How much RAM is on the machine (or VM)?

--
Kevin Grittner
EDB: http://www.enterprisedb.com
The Enterprise PostgreSQL Company

Re: Problems with PG 9.3

От

Dhruv Shukla

Дата:

25 августа 2014 г., 19:24:47

Kevin,

Currently we have a max connection setting for 1000 connections.

And RAM on server is 384GB RAM.

4 Octa core CPU hyperthreaded so total 64 cores.

-Dhruv

On Mon, Aug 25, 2014 at 10:51 AM, Kevin Grittner <kgrittn@ymail.com> wrote:

Dhruv Shukla <dhruvshukla82@gmail.com> wrote:

> Other informational details about configurations are:

> shared_buffers = 80GB
> temp_buffers = 2GB
> work_mem = 2GB
> maintenance_work_mem = 16GB

Well, at the default max_connections of 100 that could easily
result in the server trying to allocate about 567GB of RAM. If
your number of connections is more than 100, adjust proportionally
higher. If the server doesn't have that, you could see extreme
swapping or various other problems as the OS tries to survive.

Material provided:
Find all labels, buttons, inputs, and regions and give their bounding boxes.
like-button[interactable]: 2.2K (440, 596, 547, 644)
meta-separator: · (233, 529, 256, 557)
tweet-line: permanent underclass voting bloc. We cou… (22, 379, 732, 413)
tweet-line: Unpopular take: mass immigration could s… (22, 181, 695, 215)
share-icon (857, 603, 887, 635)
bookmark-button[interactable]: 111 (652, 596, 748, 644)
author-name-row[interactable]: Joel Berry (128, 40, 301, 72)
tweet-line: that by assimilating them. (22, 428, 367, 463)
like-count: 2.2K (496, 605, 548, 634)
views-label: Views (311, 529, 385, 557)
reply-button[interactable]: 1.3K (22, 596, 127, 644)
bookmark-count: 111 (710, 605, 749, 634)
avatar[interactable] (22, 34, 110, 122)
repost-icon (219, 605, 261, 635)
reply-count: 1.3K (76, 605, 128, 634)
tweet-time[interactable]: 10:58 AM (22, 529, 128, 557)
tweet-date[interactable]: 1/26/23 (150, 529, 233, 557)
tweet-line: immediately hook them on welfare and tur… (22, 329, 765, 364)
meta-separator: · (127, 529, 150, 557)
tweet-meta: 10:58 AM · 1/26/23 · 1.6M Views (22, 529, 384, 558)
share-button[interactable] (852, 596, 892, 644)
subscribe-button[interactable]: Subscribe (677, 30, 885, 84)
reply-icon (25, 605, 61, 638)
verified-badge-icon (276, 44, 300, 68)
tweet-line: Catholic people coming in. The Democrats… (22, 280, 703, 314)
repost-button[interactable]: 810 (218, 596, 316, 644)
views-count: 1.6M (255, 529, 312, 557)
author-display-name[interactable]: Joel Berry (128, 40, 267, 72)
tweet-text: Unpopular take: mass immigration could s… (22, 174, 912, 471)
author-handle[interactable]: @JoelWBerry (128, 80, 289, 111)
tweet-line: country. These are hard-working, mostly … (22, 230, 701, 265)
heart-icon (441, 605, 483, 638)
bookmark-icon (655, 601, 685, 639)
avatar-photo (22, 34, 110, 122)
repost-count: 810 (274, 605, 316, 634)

Tasks to complete:
1) Return the stretch of the PostgreSQL thread from "Dhruv Shukla <dhruvshukla82@gmail.com>" through "tries to survive.", copied word for word.
2) Please list every configuration setting given under "Other informational details about configurations are:" in the PostgreSQL thread, each with its value.

The answers:
1)
Dhruv Shukla <dhruvshukla82@gmail.com> wrote:

> Other informational details about configurations are:

> shared_buffers = 80GB
> temp_buffers = 2GB
> work_mem = 2GB
> maintenance_work_mem = 16GB

Well, at the default max_connections of 100 that could easily
result in the server trying to allocate about 567GB of RAM. If
your number of connections is more than 100, adjust proportionally
higher. If the server doesn't have that, you could see extreme
swapping or various other problems as the OS tries to survive.

2)
shared_buffers = 80GB
temp_buffers = 2GB
work_mem = 2GB
maintenance_work_mem = 16GB